# Work instructions
a - In the passage on botanical terminology, why does the writer reject the term "dimorphous"? Answer in one to three sentences.
b - From the passage on botanical terminology, extract the text between "My old expression" and "February 5, 1877.", inclusive.
c - List every term the writer of the passage on botanical terminology proposes to use.

# Quoted text
┌──

Now I want to beg of you to consider about a name for this kind of thing, on which, as a good judge, you could consult Bentham, or indeed, Hooker, if he can give it attention.
This matter will need to come into generic or specific characters, and therefore wants a terse and unambiguous mode of expression in a single word.
My old expression thirty or so years ago, “diœciodimorphous,” you reasonably objected to, implying separation of sexes (which, though, it need not do).
Yours of “dimorphous” should be, as the lawyers say, void for vagueness, there being plenty of other kinds of dimorphism in flowers.
Hildebrand’s, of “heterostylous,” the difference being in other things as well as style, and, I think, possible sometimes not in the style. The term will not work well in characters, whether in Latin or English. I have proposed, accordingly, in a little article not yet published, to use the term “heterogone,” in other form “heterogonous,” in Latin “Flores heterogoni,” with the counterpart “homogone,” “homogonous,” “Flores homogoni.”
This means, you see, explicitly, diverse genitalia, and the [Greek: gonê] is used as in the common botanical term “perigonium.”
TO R. W. CHURCH.
February 5, 1877.

└──

# Given records
┌──

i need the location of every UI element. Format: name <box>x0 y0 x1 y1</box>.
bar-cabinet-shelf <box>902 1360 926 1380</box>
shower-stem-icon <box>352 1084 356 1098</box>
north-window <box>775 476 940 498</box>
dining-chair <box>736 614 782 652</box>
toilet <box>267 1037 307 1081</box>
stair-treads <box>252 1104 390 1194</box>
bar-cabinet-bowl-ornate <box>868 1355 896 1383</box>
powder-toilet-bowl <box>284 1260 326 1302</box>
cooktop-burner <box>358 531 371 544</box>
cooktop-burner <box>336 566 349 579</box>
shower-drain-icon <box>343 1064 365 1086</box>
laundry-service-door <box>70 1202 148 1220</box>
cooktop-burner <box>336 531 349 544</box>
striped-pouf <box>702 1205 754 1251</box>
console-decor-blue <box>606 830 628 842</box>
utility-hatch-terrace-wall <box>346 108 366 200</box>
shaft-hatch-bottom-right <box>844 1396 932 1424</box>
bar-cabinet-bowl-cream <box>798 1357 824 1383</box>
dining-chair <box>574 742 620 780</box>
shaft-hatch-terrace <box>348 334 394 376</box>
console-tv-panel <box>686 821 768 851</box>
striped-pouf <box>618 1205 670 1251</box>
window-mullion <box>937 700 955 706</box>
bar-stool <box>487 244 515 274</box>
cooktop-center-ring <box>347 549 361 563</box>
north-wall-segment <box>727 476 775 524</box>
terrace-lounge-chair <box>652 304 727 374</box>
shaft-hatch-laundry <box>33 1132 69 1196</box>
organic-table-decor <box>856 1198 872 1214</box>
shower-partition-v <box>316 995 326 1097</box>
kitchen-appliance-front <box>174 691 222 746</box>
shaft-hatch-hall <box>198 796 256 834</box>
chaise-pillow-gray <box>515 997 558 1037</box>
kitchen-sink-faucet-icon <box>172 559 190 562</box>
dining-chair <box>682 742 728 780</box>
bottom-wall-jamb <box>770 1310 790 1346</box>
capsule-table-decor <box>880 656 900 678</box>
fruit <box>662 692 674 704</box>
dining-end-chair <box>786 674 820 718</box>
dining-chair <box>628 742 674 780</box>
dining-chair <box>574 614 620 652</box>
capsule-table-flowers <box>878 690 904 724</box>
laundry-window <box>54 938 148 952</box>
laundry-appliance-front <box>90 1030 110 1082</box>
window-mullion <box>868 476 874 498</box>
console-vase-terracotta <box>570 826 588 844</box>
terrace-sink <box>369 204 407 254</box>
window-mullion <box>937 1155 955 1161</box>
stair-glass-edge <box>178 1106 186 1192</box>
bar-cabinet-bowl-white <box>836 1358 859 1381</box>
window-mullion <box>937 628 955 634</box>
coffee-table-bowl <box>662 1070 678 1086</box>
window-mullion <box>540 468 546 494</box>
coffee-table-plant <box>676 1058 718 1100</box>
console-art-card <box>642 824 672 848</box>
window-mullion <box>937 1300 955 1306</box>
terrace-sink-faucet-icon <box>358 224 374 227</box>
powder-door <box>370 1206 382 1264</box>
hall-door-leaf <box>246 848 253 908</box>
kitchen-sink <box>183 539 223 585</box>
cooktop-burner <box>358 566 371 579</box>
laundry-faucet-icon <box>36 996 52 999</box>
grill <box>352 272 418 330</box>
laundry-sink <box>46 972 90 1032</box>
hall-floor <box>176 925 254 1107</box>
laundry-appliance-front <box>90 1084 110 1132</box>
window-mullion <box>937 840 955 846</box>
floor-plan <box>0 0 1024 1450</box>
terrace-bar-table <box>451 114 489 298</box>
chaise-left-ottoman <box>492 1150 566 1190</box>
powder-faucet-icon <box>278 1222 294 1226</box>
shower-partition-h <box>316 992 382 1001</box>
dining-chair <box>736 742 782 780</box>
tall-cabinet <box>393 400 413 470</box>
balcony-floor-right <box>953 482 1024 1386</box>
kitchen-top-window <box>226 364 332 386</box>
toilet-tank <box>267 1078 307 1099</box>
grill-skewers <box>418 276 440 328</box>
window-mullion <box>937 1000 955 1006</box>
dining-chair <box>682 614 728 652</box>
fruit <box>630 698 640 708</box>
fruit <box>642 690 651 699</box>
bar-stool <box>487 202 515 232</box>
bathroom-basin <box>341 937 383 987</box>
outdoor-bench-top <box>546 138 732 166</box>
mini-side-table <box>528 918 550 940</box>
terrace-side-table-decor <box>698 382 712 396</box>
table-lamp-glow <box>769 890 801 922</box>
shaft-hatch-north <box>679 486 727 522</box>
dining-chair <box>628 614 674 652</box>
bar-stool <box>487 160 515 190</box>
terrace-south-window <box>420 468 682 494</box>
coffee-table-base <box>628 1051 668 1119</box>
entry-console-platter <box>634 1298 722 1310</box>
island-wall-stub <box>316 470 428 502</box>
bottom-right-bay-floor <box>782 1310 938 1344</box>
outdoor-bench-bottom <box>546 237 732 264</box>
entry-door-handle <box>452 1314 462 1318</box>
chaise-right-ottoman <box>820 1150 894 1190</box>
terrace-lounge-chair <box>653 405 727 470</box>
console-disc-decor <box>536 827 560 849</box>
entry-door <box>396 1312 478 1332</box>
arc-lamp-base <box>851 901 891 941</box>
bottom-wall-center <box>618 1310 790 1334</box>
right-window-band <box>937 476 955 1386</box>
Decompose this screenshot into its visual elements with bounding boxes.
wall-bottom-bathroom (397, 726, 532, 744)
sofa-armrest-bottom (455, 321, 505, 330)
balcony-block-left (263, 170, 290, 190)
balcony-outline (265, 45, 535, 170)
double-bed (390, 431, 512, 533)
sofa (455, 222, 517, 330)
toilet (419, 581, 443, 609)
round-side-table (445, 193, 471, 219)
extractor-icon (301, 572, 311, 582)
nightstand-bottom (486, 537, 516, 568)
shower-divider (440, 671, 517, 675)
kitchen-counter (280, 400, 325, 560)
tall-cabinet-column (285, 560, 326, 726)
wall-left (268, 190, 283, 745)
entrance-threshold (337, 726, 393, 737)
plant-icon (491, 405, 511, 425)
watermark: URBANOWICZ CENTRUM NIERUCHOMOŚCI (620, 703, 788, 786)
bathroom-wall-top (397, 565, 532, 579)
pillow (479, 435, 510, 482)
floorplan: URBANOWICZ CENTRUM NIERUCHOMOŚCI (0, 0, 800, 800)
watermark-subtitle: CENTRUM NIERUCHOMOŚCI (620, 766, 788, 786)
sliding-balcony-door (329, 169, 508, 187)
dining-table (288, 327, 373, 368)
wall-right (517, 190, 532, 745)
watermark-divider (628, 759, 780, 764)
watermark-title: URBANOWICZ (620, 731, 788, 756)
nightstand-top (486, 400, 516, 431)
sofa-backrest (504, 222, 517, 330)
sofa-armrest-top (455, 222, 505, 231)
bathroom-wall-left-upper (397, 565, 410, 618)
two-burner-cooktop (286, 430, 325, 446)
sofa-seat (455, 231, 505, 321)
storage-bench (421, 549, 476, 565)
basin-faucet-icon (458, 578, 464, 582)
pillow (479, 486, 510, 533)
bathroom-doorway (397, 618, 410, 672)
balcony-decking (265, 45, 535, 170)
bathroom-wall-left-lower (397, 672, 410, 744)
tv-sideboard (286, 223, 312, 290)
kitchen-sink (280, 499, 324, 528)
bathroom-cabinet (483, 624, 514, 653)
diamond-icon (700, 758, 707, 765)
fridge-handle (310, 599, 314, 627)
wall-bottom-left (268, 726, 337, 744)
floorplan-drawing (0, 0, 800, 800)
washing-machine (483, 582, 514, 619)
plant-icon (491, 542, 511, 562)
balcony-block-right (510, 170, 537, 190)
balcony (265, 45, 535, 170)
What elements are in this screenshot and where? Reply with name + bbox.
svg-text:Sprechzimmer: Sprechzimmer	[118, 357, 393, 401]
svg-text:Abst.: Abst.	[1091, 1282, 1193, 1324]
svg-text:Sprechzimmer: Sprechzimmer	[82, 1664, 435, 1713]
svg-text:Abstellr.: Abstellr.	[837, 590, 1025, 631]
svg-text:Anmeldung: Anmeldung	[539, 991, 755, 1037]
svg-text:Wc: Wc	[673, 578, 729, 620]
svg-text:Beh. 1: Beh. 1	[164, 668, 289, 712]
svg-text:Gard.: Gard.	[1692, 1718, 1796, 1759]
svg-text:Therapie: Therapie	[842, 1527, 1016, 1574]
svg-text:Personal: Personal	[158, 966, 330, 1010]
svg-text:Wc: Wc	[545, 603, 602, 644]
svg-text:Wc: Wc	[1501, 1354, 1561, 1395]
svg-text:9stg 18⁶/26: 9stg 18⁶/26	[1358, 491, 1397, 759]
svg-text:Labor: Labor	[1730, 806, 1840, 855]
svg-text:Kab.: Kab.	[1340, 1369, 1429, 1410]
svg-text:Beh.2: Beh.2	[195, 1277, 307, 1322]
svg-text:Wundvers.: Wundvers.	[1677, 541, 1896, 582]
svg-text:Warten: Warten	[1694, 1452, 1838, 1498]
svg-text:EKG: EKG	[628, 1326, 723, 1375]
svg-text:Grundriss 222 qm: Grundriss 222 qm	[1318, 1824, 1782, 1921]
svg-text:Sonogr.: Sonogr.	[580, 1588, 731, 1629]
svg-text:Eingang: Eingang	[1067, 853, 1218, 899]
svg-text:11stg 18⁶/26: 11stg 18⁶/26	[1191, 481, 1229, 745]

└──

# Replies
a - The writer rejects "dimorphous" as "void for vagueness." Flowers show plenty of other kinds of dimorphism, so the word does not single out the one in question.

b -
My old expression thirty or so years ago, “diœciodimorphous,” you reasonably objected to, implying separation of sexes (which, though, it need not do).
Yours of “dimorphous” should be, as the lawyers say, void for vagueness, there being plenty of other kinds of dimorphism in flowers.
Hildebrand’s, of “heterostylous,” the difference being in other things as well as style, and, I think, possible sometimes not in the style. The term will not work well in characters, whether in Latin or English. I have proposed, accordingly, in a little article not yet published, to use the term “heterogone,” in other form “heterogonous,” in Latin “Flores heterogoni,” with the counterpart “homogone,” “homogonous,” “Flores homogoni.”
This means, you see, explicitly, diverse genitalia, and the [Greek: gonê] is used as in the common botanical term “perigonium.”
TO R. W. CHURCH.
February 5, 1877.

c -
- heterogone
- heterogonous
- Flores heterogoni
- homogone
- homogonous
- Flores homogoni